Written task ::
In the data that follows, count every line holding the string "yritykset" and give the count alone.

··········

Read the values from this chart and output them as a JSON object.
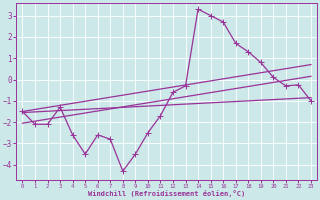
{
  "xlabel": "Windchill (Refroidissement éolien,°C)",
  "bg_color": "#cce8e8",
  "grid_color": "#b0d8d8",
  "line_color": "#993399",
  "spine_color": "#993399",
  "x_ticks": [
    0,
    1,
    2,
    3,
    4,
    5,
    6,
    7,
    8,
    9,
    10,
    11,
    12,
    13,
    14,
    15,
    16,
    17,
    18,
    19,
    20,
    21,
    22,
    23
  ],
  "y_ticks": [
    -4,
    -3,
    -2,
    -1,
    0,
    1,
    2,
    3
  ],
  "ylim": [
    -4.7,
    3.6
  ],
  "xlim": [
    -0.5,
    23.5
  ],
  "line1_x": [
    0,
    1,
    2,
    3,
    4,
    5,
    6,
    7,
    8,
    9,
    10,
    11,
    12,
    13,
    14,
    15,
    16,
    17,
    18,
    19,
    20,
    21,
    22,
    23
  ],
  "line1_y": [
    -1.5,
    -2.1,
    -2.1,
    -1.3,
    -2.6,
    -3.5,
    -2.6,
    -2.8,
    -4.3,
    -3.5,
    -2.5,
    -1.7,
    -0.6,
    -0.3,
    3.3,
    3.0,
    2.7,
    1.7,
    1.3,
    0.8,
    0.1,
    -0.3,
    -0.25,
    -1.0
  ],
  "line2_x": [
    0,
    23
  ],
  "line2_y": [
    -1.55,
    -0.85
  ],
  "line3_x": [
    0,
    23
  ],
  "line3_y": [
    -2.05,
    0.15
  ],
  "line4_x": [
    0,
    23
  ],
  "line4_y": [
    -1.5,
    0.7
  ],
  "linewidth": 0.9,
  "markersize": 2.2
}
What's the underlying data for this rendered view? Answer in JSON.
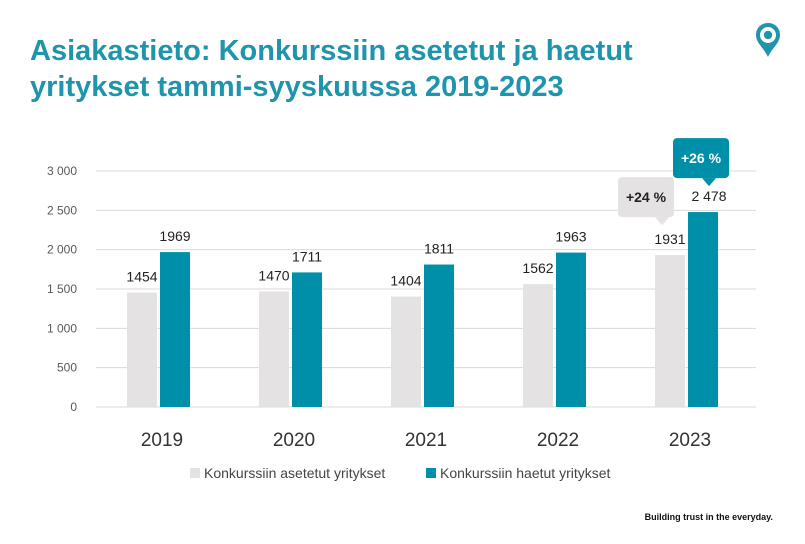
{
  "title": "Asiakastieto: Konkurssiin asetetut ja haetut yritykset tammi-syyskuussa 2019-2023",
  "tagline": "Building trust in the everyday.",
  "logo_icon": "location-pin-icon",
  "colors": {
    "title": "#1f94ad",
    "asetetut": "#e4e2e2",
    "haetut": "#008fa8",
    "callout_grey": "#e4e2e2",
    "callout_teal": "#008fa8",
    "axis_text": "#595959",
    "gridline": "#d9d9d9"
  },
  "chart_data": {
    "type": "bar",
    "categories": [
      "2019",
      "2020",
      "2021",
      "2022",
      "2023"
    ],
    "series": [
      {
        "name": "Konkurssiin asetetut yritykset",
        "values": [
          1454,
          1470,
          1404,
          1562,
          1931
        ],
        "labels": [
          "1454",
          "1470",
          "1404",
          "1562",
          "1931"
        ]
      },
      {
        "name": "Konkurssiin haetut yritykset",
        "values": [
          1969,
          1711,
          1811,
          1963,
          2478
        ],
        "labels": [
          "1969",
          "1711",
          "1811",
          "1963",
          "2 478"
        ]
      }
    ],
    "ylim": [
      0,
      3000
    ],
    "yticks": [
      0,
      500,
      1000,
      1500,
      2000,
      2500,
      3000
    ],
    "ytick_labels": [
      "0",
      "500",
      "1 000",
      "1 500",
      "2 000",
      "2 500",
      "3 000"
    ],
    "grid": true,
    "legend": "bottom",
    "annotations": [
      {
        "text": "+24 %",
        "category": "2023",
        "series": 0
      },
      {
        "text": "+26 %",
        "category": "2023",
        "series": 1
      }
    ]
  }
}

··········

Problem solution ::
3